▸ WHAT IS NEEDED: Go through the listing and pick out each line with the word "xlabel" in it.

▸ ENTRIES PROVIDED:

--------------------

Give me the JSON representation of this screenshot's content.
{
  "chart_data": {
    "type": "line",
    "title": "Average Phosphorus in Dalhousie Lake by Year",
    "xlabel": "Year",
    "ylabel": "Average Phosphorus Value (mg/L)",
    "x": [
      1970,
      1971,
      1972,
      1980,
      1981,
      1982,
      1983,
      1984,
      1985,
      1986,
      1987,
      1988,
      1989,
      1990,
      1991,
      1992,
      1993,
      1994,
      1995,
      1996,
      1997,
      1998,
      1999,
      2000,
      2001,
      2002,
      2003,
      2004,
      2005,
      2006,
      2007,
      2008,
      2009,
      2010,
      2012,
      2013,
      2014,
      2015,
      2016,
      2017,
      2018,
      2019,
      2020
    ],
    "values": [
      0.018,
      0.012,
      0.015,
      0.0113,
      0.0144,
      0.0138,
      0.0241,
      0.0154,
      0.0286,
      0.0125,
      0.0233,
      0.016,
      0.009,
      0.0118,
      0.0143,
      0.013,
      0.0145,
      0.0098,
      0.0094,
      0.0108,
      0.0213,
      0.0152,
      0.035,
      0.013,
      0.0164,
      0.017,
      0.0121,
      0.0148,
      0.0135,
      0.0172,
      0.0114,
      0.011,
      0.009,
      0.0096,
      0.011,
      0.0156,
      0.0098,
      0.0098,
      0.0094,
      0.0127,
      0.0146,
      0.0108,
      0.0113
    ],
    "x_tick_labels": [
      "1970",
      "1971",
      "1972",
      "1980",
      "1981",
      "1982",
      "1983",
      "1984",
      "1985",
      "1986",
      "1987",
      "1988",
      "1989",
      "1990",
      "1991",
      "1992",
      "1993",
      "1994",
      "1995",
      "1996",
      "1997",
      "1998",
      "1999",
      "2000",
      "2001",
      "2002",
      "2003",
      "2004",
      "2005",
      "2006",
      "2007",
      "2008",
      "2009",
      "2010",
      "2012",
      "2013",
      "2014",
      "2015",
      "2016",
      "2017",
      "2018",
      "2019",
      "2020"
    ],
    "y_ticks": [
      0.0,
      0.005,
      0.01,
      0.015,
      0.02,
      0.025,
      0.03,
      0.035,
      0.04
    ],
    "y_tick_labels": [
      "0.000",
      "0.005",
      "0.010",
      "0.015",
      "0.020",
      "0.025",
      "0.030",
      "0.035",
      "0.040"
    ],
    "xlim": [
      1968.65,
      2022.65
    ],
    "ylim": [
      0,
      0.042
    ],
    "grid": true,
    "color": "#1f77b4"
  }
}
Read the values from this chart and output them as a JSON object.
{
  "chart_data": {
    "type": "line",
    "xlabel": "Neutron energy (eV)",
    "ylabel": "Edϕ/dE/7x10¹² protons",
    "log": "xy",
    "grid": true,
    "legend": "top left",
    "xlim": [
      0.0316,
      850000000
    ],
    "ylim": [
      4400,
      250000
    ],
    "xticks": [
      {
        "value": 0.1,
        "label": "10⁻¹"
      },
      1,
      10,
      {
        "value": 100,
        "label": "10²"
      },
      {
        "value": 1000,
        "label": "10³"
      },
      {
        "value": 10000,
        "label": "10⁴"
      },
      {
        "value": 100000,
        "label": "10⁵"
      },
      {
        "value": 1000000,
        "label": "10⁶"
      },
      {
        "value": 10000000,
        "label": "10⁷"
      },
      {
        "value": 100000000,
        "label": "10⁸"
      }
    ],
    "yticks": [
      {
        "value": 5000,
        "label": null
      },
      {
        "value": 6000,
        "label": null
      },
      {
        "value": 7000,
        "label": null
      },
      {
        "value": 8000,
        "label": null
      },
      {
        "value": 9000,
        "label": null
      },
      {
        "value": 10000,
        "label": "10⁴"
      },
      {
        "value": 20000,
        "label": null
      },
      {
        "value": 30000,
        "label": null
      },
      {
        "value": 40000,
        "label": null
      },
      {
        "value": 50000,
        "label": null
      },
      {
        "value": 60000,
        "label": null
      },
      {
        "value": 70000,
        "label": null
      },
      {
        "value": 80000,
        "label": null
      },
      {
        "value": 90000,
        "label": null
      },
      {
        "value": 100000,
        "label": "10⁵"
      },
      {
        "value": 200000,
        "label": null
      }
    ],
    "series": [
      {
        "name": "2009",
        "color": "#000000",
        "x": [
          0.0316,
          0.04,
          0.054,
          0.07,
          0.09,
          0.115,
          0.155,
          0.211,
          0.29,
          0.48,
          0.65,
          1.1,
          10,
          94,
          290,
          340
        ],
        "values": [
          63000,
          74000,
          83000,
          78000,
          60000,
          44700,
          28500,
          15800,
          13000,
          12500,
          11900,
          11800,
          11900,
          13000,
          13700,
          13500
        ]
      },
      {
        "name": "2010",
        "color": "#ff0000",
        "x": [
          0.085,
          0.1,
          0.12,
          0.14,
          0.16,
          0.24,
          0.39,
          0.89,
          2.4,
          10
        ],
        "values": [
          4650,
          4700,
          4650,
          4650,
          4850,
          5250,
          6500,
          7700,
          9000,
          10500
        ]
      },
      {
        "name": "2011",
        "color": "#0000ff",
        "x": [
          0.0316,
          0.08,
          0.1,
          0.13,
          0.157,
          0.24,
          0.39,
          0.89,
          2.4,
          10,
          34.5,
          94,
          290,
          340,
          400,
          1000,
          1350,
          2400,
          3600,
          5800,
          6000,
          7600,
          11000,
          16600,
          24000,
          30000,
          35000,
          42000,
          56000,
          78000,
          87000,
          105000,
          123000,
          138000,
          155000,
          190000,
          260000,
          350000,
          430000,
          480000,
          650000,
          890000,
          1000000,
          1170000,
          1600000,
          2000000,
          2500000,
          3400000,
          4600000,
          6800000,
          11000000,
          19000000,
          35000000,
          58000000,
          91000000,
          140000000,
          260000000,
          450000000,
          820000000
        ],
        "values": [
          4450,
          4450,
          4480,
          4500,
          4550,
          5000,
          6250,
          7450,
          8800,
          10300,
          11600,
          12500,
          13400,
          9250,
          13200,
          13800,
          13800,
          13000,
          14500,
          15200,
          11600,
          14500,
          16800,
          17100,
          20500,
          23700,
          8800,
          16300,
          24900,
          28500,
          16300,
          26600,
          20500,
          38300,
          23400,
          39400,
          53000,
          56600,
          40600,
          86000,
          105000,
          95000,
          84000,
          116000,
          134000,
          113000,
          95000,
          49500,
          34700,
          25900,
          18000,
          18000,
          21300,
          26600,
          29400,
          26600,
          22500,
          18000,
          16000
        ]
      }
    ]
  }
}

--------------------

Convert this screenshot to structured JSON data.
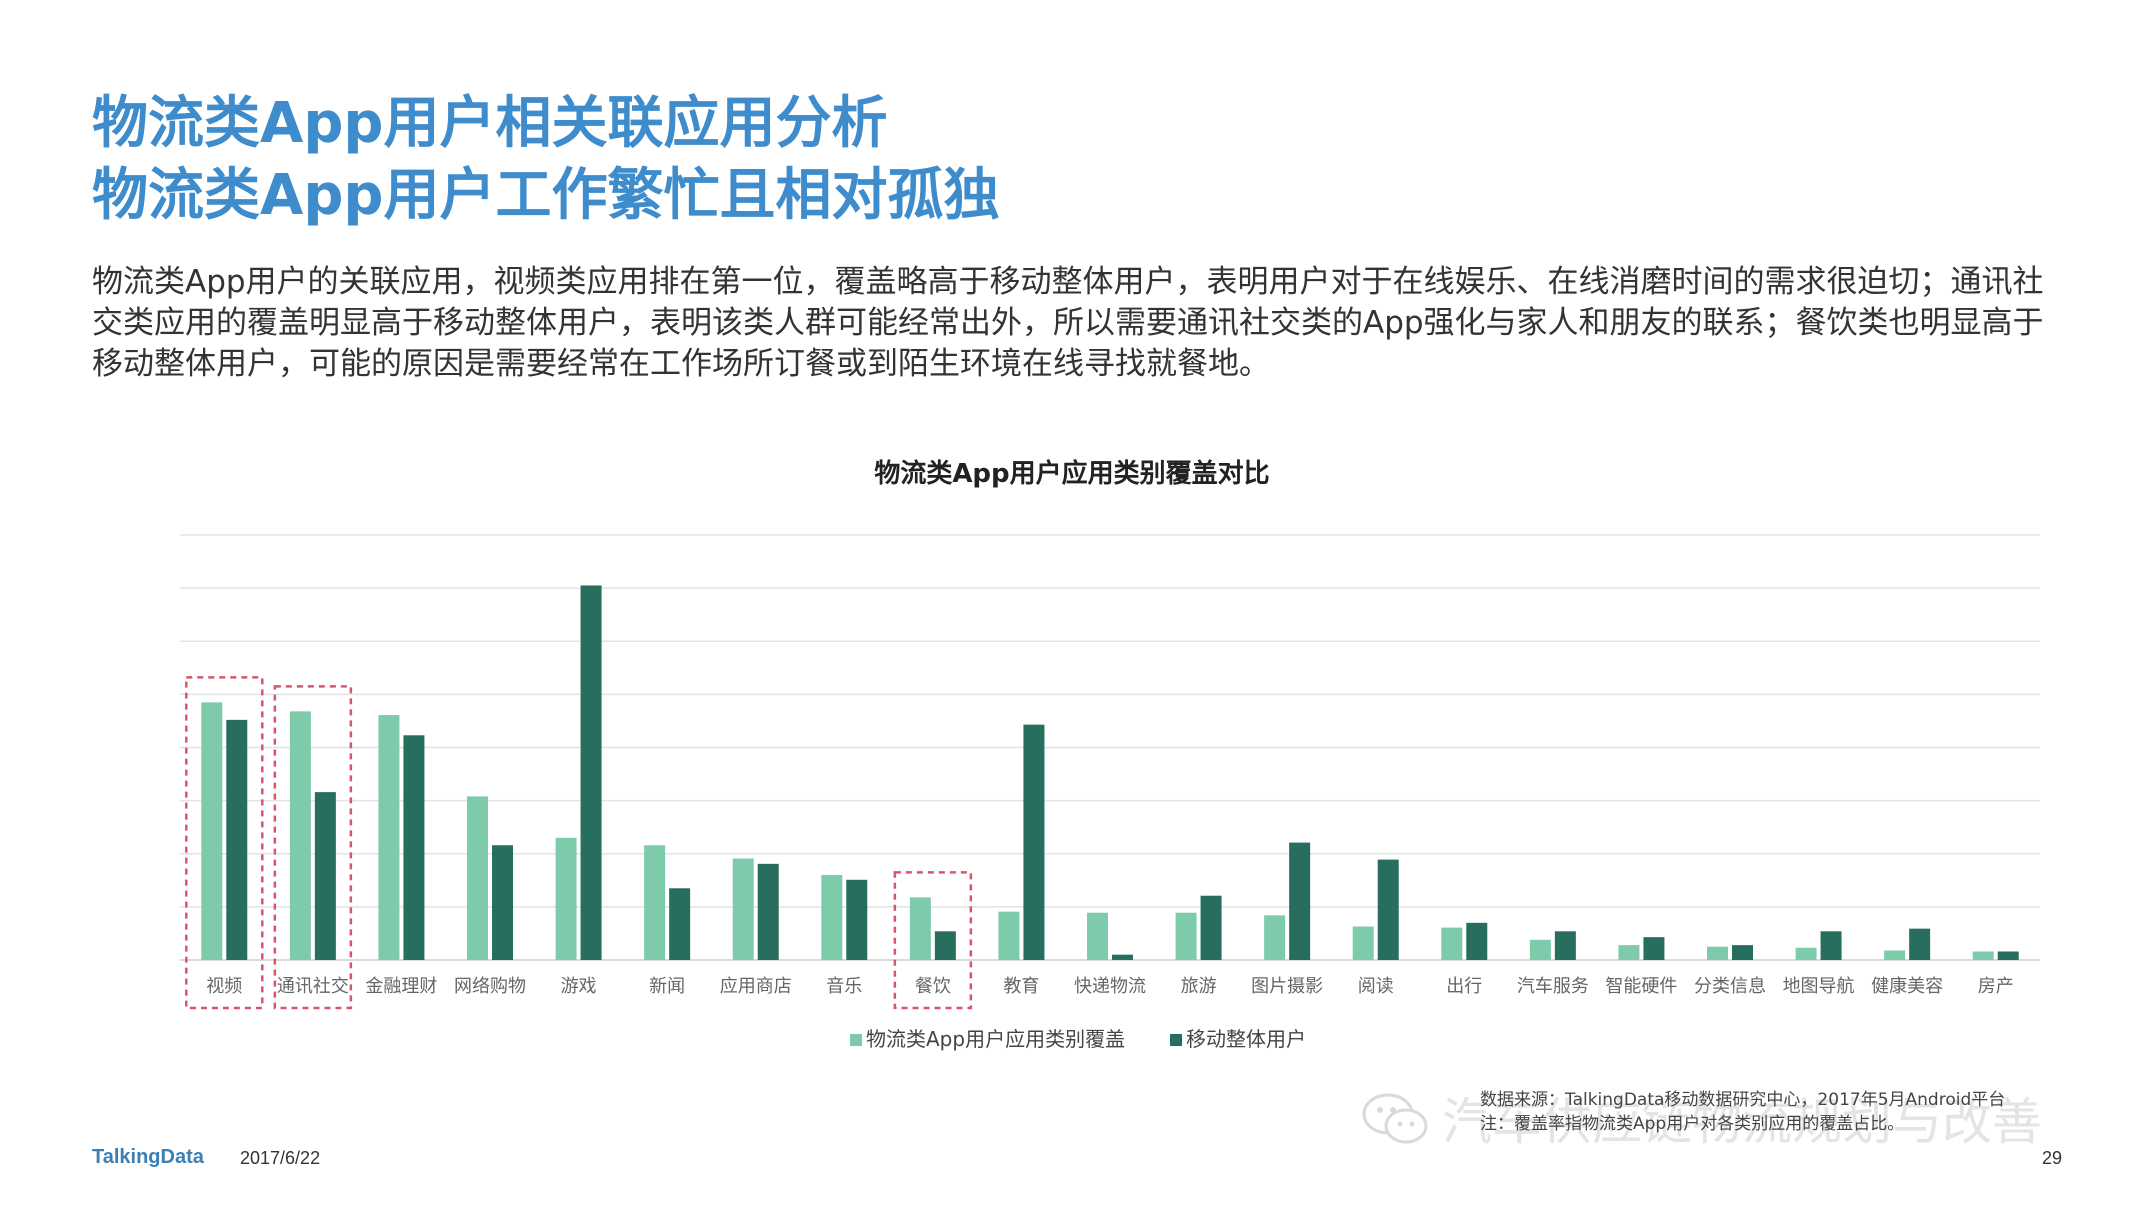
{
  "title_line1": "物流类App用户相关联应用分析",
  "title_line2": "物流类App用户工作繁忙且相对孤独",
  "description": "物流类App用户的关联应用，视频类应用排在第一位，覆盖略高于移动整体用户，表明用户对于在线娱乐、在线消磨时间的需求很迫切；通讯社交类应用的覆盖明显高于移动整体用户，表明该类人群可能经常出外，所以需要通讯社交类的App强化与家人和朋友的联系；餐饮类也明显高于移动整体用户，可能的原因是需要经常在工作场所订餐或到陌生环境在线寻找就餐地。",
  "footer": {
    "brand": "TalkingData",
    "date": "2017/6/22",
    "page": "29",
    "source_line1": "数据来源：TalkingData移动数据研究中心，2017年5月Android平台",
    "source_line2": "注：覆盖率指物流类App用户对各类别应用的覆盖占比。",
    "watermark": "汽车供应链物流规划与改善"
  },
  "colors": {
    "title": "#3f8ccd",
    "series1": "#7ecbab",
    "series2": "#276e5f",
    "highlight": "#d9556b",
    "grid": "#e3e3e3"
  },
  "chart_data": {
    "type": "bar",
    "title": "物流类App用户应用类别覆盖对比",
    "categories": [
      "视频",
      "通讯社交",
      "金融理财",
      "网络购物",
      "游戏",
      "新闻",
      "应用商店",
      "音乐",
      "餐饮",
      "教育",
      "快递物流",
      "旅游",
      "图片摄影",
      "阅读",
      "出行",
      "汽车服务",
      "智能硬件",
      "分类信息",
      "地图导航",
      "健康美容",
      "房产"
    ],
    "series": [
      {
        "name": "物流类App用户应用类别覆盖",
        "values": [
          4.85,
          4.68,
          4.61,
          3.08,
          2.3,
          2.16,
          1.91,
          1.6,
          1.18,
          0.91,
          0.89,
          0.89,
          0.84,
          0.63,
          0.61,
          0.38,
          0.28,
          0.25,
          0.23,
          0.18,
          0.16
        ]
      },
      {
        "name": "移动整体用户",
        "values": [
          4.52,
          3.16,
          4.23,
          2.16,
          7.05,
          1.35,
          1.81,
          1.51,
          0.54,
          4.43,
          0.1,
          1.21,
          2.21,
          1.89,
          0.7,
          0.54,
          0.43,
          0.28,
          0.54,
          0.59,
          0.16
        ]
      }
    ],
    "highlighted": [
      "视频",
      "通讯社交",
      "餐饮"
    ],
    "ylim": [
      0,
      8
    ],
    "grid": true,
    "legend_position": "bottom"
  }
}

--------------------

▸ REPLY:
    "xlabel": "Year",
    "xlabel": "Neutron energy (eV)",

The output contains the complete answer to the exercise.